Written task
Where a line contains the word "Projects", copy that line in full.

Supplied data

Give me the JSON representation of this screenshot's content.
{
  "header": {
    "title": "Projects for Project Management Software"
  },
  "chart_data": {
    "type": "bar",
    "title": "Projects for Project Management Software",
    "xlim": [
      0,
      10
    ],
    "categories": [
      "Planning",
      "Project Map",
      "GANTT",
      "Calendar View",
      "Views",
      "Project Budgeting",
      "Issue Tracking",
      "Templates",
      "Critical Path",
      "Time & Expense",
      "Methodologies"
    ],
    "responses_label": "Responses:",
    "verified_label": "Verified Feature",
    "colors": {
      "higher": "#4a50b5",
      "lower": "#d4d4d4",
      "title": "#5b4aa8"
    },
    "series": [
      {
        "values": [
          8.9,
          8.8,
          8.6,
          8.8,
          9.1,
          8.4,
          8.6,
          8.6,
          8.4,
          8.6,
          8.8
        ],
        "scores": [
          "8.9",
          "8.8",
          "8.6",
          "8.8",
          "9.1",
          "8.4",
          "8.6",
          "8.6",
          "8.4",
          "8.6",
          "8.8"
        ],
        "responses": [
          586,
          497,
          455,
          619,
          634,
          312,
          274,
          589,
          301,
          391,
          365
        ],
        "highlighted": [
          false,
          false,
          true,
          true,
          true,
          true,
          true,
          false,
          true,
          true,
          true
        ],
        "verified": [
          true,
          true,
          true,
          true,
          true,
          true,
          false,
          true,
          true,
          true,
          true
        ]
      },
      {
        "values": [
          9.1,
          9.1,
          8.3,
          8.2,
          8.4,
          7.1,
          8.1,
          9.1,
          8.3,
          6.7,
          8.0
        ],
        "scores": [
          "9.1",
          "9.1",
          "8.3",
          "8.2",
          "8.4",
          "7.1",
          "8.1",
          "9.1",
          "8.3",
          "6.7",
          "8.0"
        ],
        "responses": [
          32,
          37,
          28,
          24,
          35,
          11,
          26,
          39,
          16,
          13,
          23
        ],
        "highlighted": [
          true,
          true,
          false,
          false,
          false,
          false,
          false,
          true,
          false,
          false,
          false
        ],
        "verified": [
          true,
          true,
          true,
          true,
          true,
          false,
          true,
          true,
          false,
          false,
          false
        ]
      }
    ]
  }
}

Result of the exercise
    "title": "Projects for Project Management Software"
    "title": "Projects for Project Management Software",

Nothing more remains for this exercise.